● EXERCISE INPUT:
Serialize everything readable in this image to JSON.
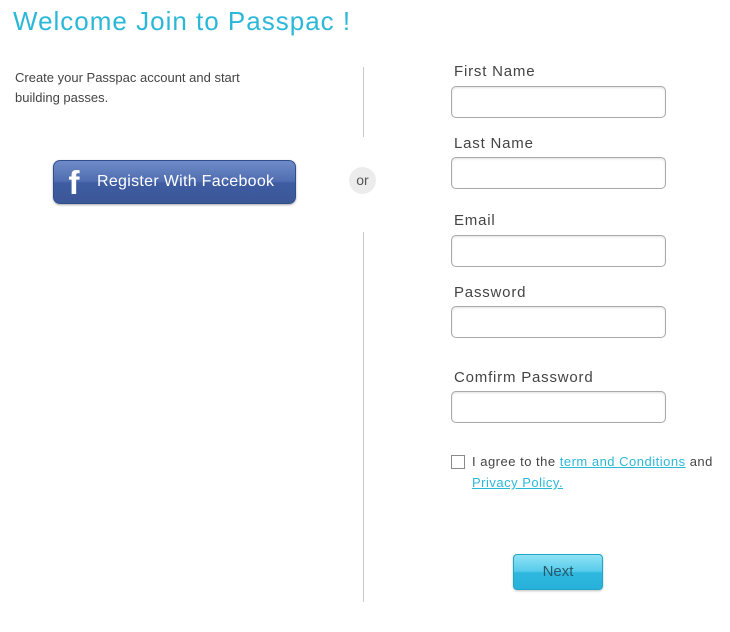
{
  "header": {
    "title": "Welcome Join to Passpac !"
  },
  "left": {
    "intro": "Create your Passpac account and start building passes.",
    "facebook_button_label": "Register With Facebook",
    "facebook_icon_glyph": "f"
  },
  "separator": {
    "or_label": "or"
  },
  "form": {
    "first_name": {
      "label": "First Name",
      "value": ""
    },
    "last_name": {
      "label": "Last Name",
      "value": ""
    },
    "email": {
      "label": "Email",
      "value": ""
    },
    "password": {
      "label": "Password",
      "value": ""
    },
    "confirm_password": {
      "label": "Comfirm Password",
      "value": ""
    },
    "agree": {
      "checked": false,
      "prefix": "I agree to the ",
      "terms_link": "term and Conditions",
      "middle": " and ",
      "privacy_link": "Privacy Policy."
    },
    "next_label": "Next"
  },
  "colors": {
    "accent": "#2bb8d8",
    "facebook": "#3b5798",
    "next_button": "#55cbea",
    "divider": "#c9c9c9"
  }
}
--
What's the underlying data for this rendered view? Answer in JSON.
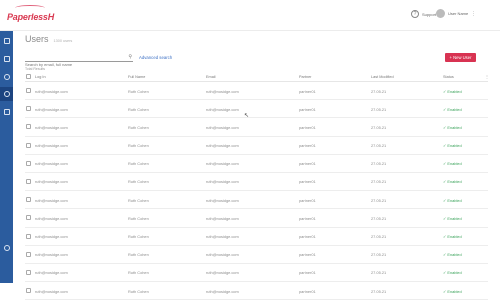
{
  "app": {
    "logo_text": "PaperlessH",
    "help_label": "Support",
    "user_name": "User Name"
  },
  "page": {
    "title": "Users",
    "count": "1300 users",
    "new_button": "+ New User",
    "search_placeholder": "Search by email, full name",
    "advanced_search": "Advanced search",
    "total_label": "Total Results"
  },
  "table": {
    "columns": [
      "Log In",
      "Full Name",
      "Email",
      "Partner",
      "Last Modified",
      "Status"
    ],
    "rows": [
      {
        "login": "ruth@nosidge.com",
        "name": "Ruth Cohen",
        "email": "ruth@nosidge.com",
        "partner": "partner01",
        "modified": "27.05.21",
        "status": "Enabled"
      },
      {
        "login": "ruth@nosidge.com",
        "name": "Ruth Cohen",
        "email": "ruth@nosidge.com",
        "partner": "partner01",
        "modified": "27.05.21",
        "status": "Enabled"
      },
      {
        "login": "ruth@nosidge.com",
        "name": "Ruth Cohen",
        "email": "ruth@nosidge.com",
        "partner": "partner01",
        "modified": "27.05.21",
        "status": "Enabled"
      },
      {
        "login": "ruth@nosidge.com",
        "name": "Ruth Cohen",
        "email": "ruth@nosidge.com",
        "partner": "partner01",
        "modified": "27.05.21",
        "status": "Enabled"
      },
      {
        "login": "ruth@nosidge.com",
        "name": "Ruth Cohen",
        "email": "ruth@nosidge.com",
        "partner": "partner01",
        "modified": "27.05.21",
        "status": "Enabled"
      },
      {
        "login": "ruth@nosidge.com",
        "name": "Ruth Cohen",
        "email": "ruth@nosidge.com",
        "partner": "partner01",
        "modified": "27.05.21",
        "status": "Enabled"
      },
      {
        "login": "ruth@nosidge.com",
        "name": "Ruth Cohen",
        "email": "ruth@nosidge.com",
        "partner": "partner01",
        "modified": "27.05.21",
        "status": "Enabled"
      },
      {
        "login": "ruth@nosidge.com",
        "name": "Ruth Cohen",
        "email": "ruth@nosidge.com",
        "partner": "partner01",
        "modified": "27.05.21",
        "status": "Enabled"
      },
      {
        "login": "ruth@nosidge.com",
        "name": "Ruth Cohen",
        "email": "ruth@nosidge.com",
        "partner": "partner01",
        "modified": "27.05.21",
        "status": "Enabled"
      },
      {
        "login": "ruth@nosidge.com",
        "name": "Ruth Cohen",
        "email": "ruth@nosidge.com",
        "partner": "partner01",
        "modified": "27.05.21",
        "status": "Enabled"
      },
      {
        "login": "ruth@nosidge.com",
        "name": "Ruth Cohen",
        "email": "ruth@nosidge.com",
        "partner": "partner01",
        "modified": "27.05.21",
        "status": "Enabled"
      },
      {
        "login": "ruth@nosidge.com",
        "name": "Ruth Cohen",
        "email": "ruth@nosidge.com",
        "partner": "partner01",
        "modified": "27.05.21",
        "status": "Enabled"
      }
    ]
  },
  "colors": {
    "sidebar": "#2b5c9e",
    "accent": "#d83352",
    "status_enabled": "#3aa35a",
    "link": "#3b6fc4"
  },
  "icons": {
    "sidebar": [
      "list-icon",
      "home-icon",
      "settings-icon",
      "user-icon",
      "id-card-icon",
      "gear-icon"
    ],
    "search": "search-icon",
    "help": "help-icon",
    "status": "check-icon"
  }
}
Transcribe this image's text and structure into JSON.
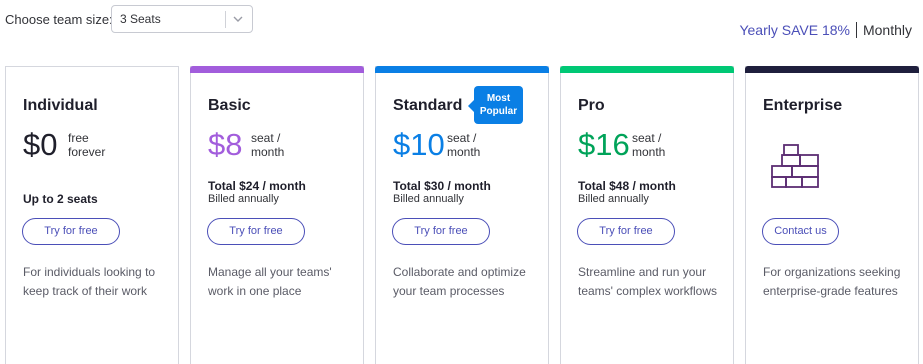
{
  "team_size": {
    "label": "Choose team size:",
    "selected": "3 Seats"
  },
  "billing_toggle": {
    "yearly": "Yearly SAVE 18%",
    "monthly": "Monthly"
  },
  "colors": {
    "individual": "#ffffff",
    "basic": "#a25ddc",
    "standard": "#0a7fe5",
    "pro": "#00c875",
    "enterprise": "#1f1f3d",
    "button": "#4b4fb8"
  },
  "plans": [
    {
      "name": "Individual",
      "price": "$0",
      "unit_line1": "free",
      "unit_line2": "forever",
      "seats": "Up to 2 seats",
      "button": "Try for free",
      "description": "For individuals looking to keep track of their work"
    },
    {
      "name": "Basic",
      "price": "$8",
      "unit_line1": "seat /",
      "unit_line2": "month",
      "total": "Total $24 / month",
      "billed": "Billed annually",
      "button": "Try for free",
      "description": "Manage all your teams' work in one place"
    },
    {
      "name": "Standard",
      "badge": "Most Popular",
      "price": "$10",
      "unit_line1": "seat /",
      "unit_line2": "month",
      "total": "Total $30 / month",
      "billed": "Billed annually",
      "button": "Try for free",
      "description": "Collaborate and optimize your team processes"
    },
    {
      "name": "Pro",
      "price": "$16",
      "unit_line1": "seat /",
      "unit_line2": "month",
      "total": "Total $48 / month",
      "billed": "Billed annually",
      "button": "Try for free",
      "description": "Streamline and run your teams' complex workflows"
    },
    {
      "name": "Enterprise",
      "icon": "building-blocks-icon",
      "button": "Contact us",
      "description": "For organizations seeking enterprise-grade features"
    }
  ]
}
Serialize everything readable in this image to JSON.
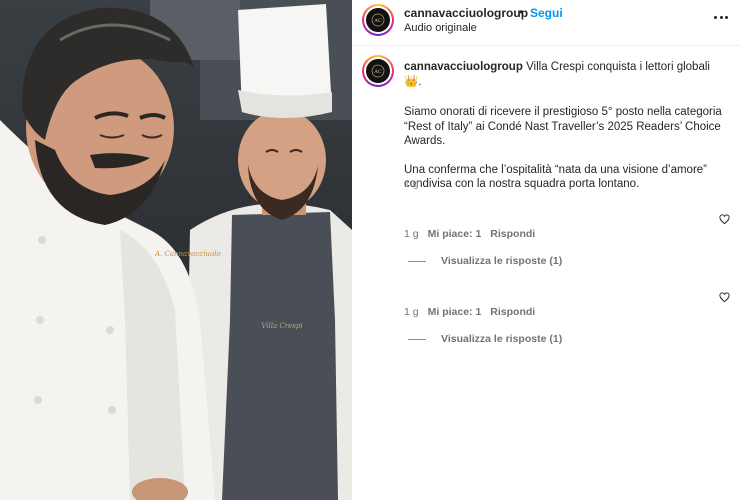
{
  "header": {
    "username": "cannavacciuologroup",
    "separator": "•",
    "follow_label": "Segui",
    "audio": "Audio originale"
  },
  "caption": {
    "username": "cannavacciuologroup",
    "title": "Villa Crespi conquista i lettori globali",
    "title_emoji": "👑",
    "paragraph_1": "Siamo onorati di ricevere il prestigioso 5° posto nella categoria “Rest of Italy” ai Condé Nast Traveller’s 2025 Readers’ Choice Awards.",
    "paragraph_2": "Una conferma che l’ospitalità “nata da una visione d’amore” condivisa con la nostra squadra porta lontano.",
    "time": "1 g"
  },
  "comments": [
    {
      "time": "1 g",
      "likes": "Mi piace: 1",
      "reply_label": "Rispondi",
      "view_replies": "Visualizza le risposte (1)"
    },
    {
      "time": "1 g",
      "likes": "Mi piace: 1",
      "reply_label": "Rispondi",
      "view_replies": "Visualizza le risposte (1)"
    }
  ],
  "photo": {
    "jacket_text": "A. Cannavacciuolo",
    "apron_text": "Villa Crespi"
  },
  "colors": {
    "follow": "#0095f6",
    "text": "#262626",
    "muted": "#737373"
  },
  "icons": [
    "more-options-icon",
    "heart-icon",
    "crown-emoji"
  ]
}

● INSTRUCTIONS FOR THE TASK: Using the listing, collect all lines in which the string "your" is found.

● COMPLETE ANSWER:
    "intro": "Create your Passpac account and start building passes.",
      "description": "Manage all your teams' work in one place"
      "description": "Collaborate and optimize your team processes"
      "description": "Streamline and run your teams' complex workflows"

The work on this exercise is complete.